» Work to complete
From the records, pick out and copy each line containing "Sekretaris".
-- -- --
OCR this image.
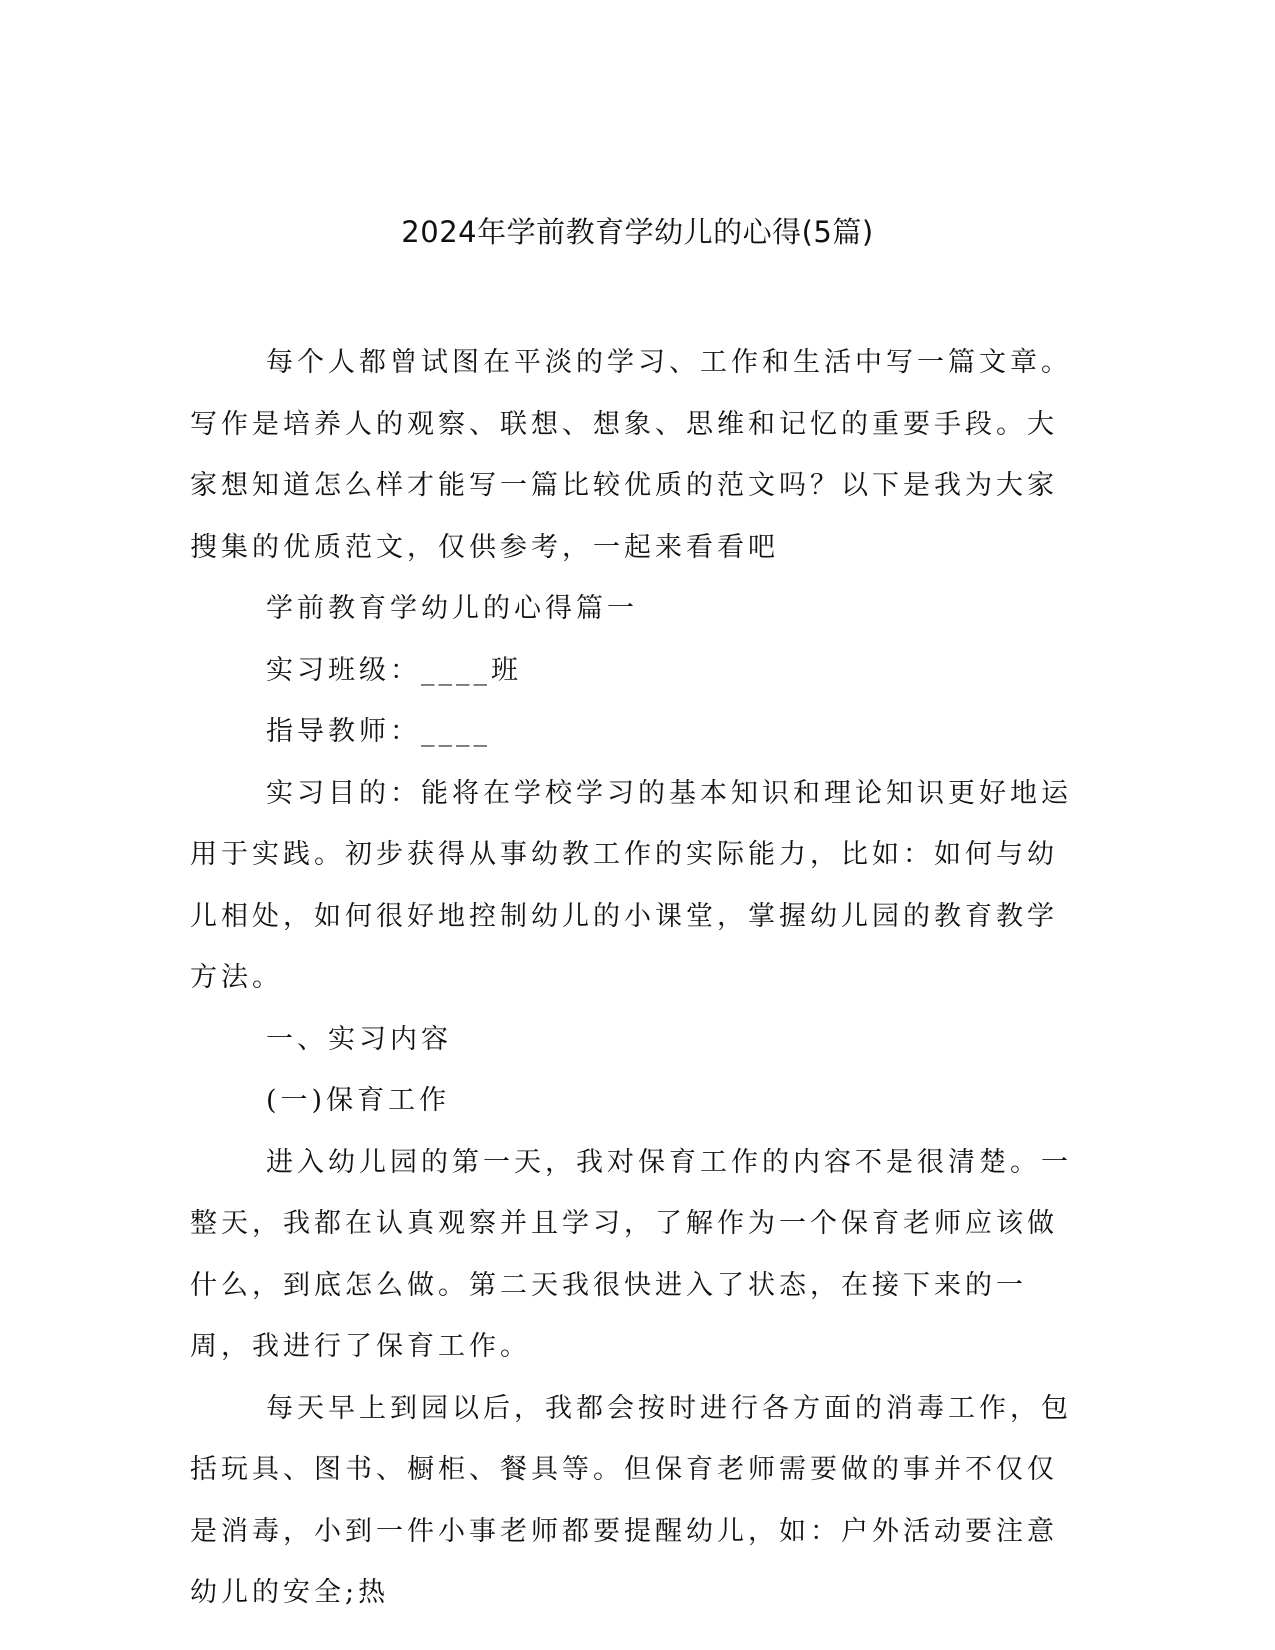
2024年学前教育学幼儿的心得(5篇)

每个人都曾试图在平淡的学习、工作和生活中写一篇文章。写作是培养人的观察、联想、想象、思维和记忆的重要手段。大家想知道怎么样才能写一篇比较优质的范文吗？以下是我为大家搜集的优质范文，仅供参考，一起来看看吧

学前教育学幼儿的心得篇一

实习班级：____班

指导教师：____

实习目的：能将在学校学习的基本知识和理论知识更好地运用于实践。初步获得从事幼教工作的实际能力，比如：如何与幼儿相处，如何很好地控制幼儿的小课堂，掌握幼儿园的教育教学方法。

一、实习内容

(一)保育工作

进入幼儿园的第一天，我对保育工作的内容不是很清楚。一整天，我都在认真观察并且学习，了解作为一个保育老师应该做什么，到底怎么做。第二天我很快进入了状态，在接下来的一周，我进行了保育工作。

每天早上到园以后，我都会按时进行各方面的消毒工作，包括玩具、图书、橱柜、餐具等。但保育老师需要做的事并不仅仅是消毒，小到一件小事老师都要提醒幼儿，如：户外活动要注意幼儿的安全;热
-- -- --
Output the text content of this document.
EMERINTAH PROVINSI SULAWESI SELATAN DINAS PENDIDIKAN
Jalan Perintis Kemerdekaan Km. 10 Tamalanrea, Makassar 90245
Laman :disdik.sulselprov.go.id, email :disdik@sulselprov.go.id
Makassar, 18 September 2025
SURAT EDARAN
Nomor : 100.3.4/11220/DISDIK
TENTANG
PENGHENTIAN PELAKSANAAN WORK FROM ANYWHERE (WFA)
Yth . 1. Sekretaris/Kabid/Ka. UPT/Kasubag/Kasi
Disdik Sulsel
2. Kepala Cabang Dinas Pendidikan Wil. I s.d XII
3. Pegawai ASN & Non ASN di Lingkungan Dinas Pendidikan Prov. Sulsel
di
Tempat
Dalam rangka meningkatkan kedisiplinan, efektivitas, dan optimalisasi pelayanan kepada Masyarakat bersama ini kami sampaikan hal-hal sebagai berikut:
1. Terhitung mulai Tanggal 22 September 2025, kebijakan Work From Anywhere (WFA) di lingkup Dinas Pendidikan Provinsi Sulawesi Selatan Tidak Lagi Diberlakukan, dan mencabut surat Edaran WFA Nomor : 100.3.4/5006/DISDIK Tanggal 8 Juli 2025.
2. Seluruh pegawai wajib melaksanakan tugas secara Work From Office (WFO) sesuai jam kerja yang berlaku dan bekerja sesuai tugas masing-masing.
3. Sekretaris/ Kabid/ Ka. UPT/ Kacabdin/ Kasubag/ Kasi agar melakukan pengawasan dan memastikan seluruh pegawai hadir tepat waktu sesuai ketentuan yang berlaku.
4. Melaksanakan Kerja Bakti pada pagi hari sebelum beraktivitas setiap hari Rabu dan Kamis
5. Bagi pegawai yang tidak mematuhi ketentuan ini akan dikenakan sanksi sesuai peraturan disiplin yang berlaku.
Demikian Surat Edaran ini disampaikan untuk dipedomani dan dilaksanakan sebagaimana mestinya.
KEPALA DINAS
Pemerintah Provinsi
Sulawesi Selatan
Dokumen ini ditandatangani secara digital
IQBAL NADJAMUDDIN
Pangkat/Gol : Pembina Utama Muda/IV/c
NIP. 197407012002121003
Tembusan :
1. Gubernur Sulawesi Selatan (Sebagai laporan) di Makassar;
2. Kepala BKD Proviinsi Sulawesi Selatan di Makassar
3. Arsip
-- -- --
» Full answer
Yth . 1. Sekretaris/Kabid/Ka. UPT/Kasubag/Kasi
3. Sekretaris/ Kabid/ Ka. UPT/ Kacabdin/ Kasubag/ Kasi agar melakukan pengawasan dan memastikan seluruh pegawai hadir tepat waktu sesuai ketentuan yang berlaku.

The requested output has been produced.